### DATA SUPPLIED:
* * * * * * * * *

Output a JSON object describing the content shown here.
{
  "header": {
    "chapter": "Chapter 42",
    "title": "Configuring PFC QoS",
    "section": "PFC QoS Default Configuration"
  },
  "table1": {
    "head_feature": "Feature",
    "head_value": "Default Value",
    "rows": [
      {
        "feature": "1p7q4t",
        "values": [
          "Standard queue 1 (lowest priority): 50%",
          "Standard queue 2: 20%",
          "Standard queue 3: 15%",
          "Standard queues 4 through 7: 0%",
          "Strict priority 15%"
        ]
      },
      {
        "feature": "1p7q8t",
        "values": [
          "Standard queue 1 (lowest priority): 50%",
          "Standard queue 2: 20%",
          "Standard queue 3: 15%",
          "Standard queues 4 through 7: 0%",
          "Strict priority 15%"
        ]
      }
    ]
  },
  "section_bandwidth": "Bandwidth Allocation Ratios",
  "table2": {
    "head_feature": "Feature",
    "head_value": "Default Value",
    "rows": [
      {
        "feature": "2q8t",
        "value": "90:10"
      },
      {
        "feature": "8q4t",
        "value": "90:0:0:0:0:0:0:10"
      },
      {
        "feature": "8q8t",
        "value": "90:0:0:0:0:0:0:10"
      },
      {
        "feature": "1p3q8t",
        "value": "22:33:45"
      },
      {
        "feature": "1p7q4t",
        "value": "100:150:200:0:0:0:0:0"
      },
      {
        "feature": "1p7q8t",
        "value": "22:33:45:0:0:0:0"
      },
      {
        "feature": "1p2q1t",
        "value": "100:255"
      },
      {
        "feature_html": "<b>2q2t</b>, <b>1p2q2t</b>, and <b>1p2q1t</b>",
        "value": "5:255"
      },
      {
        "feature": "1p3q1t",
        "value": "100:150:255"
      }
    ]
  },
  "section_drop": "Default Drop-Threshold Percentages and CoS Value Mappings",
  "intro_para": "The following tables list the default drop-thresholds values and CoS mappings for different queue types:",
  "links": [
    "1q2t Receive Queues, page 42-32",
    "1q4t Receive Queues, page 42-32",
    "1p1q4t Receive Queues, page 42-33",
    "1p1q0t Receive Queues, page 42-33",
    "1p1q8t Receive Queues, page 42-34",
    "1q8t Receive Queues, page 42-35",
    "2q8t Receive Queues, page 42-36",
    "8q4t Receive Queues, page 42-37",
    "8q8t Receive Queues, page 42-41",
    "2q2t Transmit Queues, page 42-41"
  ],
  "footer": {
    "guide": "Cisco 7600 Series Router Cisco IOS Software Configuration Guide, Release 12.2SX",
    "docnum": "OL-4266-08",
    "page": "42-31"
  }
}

* * * * * * * * *

Return each entry from above without altering a single character.

### CORRECT ANSWER:
Output a JSON object describing the content shown here.
{
  "header": {
    "chapter": "Chapter 42",
    "title": "Configuring PFC QoS",
    "section": "PFC QoS Default Configuration"
  },
  "table1": {
    "head_feature": "Feature",
    "head_value": "Default Value",
    "rows": [
      {
        "feature": "1p7q4t",
        "values": [
          "Standard queue 1 (lowest priority): 50%",
          "Standard queue 2: 20%",
          "Standard queue 3: 15%",
          "Standard queues 4 through 7: 0%",
          "Strict priority 15%"
        ]
      },
      {
        "feature": "1p7q8t",
        "values": [
          "Standard queue 1 (lowest priority): 50%",
          "Standard queue 2: 20%",
          "Standard queue 3: 15%",
          "Standard queues 4 through 7: 0%",
          "Strict priority 15%"
        ]
      }
    ]
  },
  "section_bandwidth": "Bandwidth Allocation Ratios",
  "table2": {
    "head_feature": "Feature",
    "head_value": "Default Value",
    "rows": [
      {
        "feature": "2q8t",
        "value": "90:10"
      },
      {
        "feature": "8q4t",
        "value": "90:0:0:0:0:0:0:10"
      },
      {
        "feature": "8q8t",
        "value": "90:0:0:0:0:0:0:10"
      },
      {
        "feature": "1p3q8t",
        "value": "22:33:45"
      },
      {
        "feature": "1p7q4t",
        "value": "100:150:200:0:0:0:0:0"
      },
      {
        "feature": "1p7q8t",
        "value": "22:33:45:0:0:0:0"
      },
      {
        "feature": "1p2q1t",
        "value": "100:255"
      },
      {
        "feature_html": "<b>2q2t</b>, <b>1p2q2t</b>, and <b>1p2q1t</b>",
        "value": "5:255"
      },
      {
        "feature": "1p3q1t",
        "value": "100:150:255"
      }
    ]
  },
  "section_drop": "Default Drop-Threshold Percentages and CoS Value Mappings",
  "intro_para": "The following tables list the default drop-thresholds values and CoS mappings for different queue types:",
  "links": [
    "1q2t Receive Queues, page 42-32",
    "1q4t Receive Queues, page 42-32",
    "1p1q4t Receive Queues, page 42-33",
    "1p1q0t Receive Queues, page 42-33",
    "1p1q8t Receive Queues, page 42-34",
    "1q8t Receive Queues, page 42-35",
    "2q8t Receive Queues, page 42-36",
    "8q4t Receive Queues, page 42-37",
    "8q8t Receive Queues, page 42-41",
    "2q2t Transmit Queues, page 42-41"
  ],
  "footer": {
    "guide": "Cisco 7600 Series Router Cisco IOS Software Configuration Guide, Release 12.2SX",
    "docnum": "OL-4266-08",
    "page": "42-31"
  }
}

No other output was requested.